**O QUE SE PEDE**
Reproduza sem alterações o trecho do texto sobre títulos de crédito que se inicia nas palavras que contêm "Importante destacar que" e se encerra em "1971, p. 8).".

**TEXTO PARA LEITURA**
Os títulos de crédito, fundamentais na mobilização e circulação de riquezas com
agilidade e segurança, como verificado, surgiram na Idade Média. Eram documentos
utilizados para a realização de contratos de câmbio e troca de moedas entre as
cidades-estado. E, nessa fase inicial, apenas eram emitidas para facilitar a troca de
moedas, tratando-se da letra de câmbio e da nota promissória (PATROCÍNIO, 2009, p.
227).
Em certo momento da história, fazia-se necessário operações mercantis com mais
dinamismo, e o crédito, que significa crença ou confiança, possibilitava que o efetivo
pagamento fosse em momento posterior, mas já antecipando o recebimento da
mercadoria ou serviço almejado. Contudo, esse direito ao crédito precisava ser
exteriorizado, o que ocorreu inicialmente na forma cartular, surgindo o título de crédito
(FERNANDES, 2015, p. 193).
Importante destacar que embora nem todo documento seja um título de crédito, “todo
título de crédito é, antes de tudo, um documento no qual se consigna a prestação
futura prometida pelo devedor” (BORGES, 1971, p. 8).
Nos ensinamentos do saudoso Professor Wille Duarte Costa (2010, p. 3/16), não há
dúvidas de que o primeiro título de crédito da história foi a letra de câmbio na Idade
Média, embora não seja possível precisar a data exata.

**DADOS BRUTOS**

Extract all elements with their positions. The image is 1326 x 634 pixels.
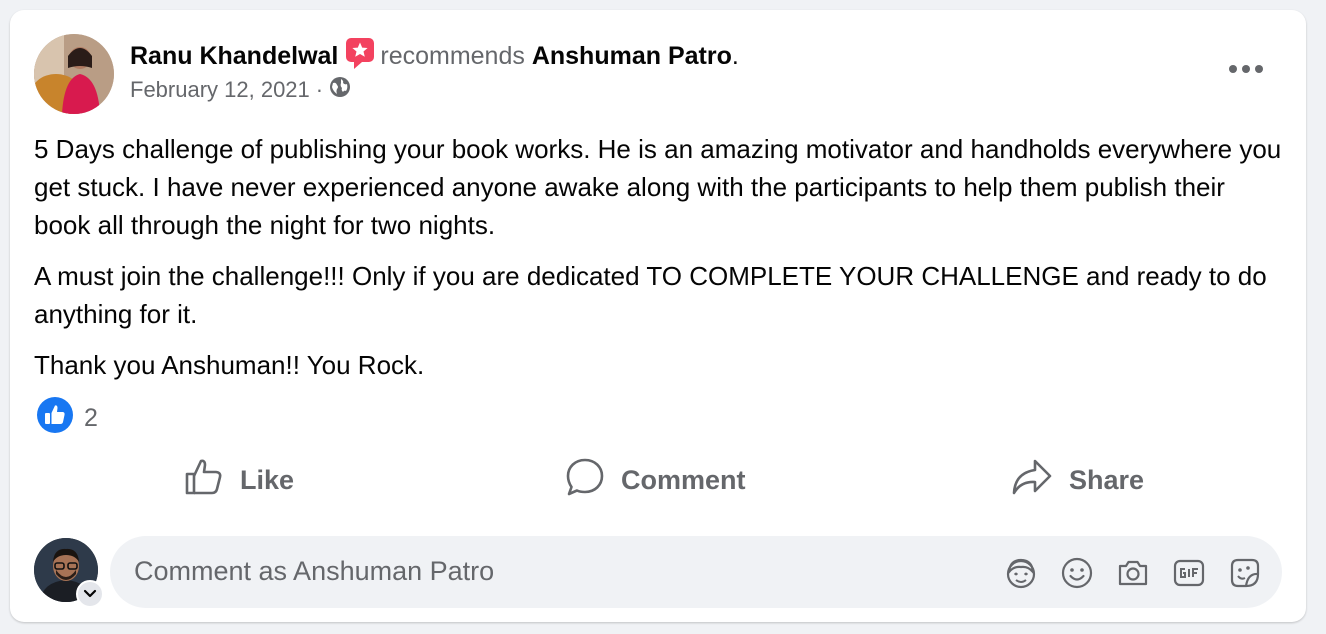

**RESPOSTA A SEGUIR**
Importante destacar que embora nem todo documento seja um título de crédito, “todo
título de crédito é, antes de tudo, um documento no qual se consigna a prestação
futura prometida pelo devedor” (BORGES, 1971, p. 8).